- The exercise
Collect each line of the entries that holds the string "name".

- Data supplied
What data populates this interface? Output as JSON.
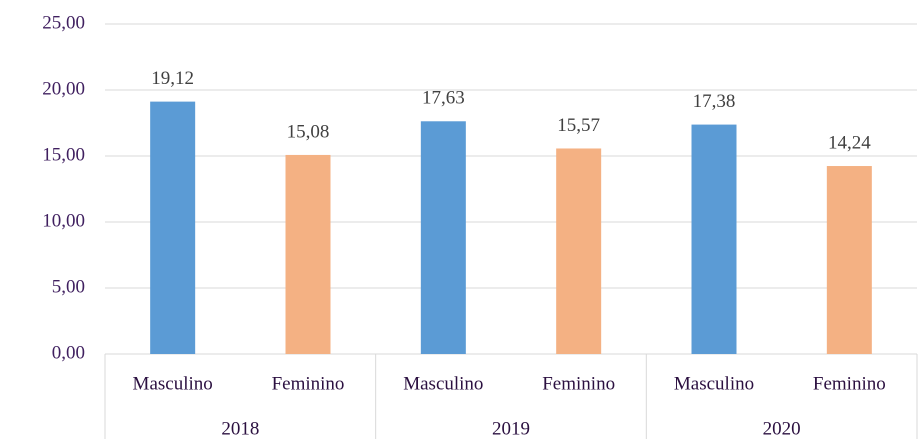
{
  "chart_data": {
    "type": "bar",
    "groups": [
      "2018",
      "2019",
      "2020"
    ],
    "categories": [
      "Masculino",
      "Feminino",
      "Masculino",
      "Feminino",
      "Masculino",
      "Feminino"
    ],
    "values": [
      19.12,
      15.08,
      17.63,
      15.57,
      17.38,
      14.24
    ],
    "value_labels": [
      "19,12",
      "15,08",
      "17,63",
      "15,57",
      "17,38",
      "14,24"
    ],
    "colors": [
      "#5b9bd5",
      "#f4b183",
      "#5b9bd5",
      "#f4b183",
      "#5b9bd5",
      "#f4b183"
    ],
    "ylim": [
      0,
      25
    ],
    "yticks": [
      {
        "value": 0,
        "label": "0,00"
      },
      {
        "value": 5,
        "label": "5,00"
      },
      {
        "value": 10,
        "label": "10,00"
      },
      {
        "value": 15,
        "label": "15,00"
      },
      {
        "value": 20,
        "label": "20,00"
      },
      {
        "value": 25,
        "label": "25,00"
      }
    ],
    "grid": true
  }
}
--
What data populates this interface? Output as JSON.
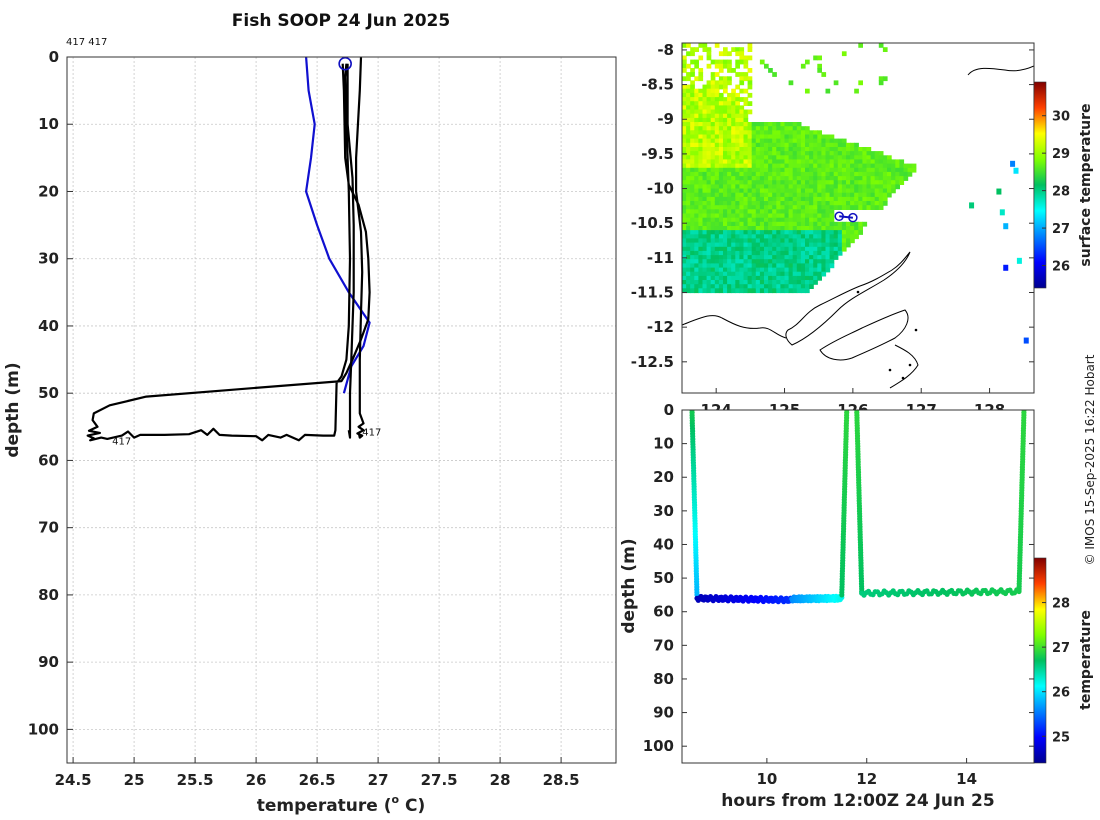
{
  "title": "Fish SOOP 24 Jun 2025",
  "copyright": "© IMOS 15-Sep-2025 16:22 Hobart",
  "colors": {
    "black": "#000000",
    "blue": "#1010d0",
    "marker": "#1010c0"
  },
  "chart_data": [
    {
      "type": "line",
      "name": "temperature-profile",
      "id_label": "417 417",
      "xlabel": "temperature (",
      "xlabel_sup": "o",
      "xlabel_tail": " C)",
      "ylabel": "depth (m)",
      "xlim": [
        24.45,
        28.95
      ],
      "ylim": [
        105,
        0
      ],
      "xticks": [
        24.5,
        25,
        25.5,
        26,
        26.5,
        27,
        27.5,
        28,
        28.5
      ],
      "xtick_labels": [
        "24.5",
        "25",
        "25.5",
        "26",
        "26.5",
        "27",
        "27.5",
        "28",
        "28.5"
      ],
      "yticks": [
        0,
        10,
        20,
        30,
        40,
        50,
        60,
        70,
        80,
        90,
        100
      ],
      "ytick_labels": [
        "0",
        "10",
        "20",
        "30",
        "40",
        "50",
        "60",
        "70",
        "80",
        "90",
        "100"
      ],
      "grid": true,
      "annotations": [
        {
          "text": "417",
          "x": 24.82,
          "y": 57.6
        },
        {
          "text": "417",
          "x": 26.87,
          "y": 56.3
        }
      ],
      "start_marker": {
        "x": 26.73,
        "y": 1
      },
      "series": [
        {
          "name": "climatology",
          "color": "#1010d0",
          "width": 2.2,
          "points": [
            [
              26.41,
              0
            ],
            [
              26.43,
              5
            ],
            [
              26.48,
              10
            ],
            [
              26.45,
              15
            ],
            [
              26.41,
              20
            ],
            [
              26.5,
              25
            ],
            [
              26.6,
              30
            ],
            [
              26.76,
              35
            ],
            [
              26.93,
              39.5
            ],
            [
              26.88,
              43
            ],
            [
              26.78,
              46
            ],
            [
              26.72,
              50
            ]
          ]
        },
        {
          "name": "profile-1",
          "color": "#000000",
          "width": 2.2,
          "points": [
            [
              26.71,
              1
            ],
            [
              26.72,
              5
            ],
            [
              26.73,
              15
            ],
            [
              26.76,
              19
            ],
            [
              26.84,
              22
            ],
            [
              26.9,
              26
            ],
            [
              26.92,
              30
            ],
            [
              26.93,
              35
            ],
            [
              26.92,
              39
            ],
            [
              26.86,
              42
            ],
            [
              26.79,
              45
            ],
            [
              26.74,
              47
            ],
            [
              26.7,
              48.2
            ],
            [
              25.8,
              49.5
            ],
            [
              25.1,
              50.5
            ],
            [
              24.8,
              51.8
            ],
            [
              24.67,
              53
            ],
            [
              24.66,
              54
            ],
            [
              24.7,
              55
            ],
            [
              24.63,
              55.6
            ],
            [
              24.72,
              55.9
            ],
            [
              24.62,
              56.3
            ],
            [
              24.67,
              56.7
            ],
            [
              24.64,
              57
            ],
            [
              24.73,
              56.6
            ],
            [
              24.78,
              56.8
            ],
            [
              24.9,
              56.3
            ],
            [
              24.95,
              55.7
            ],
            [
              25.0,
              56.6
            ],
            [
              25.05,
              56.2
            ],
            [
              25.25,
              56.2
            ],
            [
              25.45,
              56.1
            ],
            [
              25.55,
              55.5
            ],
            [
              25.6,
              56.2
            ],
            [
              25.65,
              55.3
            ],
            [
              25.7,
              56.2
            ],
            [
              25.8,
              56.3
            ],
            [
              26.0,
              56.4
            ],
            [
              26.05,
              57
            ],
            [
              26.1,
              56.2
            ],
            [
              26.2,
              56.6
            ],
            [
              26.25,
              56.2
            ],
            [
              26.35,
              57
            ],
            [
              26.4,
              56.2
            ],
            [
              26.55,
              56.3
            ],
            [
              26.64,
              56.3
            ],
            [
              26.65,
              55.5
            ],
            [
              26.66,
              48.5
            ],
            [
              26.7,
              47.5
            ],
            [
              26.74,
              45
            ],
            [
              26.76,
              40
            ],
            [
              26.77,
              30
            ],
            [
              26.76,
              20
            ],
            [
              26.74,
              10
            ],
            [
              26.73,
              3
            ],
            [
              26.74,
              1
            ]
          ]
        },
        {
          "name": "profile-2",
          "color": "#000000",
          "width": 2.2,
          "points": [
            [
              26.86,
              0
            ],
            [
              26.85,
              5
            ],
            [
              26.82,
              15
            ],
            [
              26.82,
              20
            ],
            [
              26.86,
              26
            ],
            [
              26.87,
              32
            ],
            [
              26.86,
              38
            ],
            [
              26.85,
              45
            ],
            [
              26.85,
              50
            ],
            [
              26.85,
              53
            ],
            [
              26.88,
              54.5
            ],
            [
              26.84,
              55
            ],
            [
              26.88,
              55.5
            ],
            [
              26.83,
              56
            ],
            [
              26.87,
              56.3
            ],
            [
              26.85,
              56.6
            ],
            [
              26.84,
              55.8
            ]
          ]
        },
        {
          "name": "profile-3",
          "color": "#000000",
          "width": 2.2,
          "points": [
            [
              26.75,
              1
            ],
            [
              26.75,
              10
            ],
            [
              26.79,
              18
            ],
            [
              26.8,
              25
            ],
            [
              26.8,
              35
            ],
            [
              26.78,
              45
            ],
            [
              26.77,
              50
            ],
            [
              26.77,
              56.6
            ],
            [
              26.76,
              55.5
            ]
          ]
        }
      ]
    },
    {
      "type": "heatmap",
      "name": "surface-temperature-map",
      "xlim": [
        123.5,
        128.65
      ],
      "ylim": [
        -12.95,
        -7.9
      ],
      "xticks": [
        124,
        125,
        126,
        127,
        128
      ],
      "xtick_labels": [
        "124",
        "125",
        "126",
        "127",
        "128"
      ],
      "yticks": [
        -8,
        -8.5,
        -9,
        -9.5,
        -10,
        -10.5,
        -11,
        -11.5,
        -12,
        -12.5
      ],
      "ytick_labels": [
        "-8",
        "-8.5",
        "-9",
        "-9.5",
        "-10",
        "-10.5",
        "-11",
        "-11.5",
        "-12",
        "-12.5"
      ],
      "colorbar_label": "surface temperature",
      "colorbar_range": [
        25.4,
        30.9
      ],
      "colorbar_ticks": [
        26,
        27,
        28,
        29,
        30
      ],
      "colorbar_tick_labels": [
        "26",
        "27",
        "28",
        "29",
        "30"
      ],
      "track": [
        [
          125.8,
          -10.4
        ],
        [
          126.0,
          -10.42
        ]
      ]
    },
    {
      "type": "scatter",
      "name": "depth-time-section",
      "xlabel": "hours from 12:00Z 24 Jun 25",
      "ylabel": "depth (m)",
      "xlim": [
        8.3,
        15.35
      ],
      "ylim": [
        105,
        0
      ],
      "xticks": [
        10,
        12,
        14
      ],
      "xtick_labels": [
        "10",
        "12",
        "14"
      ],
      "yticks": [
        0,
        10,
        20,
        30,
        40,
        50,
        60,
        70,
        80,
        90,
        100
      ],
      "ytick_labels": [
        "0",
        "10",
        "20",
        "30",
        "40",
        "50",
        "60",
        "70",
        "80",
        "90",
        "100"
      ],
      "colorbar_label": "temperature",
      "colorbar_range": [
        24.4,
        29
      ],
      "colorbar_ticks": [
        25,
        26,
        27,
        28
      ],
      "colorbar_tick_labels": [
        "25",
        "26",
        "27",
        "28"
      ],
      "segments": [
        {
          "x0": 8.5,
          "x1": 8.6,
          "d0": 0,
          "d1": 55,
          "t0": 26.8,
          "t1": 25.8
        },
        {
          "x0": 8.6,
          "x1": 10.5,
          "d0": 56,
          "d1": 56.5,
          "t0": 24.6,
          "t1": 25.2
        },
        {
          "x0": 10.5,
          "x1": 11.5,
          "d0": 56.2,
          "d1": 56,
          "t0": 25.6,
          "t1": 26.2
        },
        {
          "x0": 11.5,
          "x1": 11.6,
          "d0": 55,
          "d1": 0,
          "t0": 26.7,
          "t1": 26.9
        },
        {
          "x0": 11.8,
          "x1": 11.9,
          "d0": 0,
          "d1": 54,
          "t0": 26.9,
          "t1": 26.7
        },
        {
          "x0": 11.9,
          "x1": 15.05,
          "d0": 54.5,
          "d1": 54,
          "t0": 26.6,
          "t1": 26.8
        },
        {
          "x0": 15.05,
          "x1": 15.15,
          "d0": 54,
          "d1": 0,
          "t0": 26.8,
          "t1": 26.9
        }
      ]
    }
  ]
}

- Result of the exercise
      "name": "temperature-profile",
          "name": "climatology",
          "name": "profile-1",
          "name": "profile-2",
          "name": "profile-3",
      "name": "surface-temperature-map",
      "name": "depth-time-section",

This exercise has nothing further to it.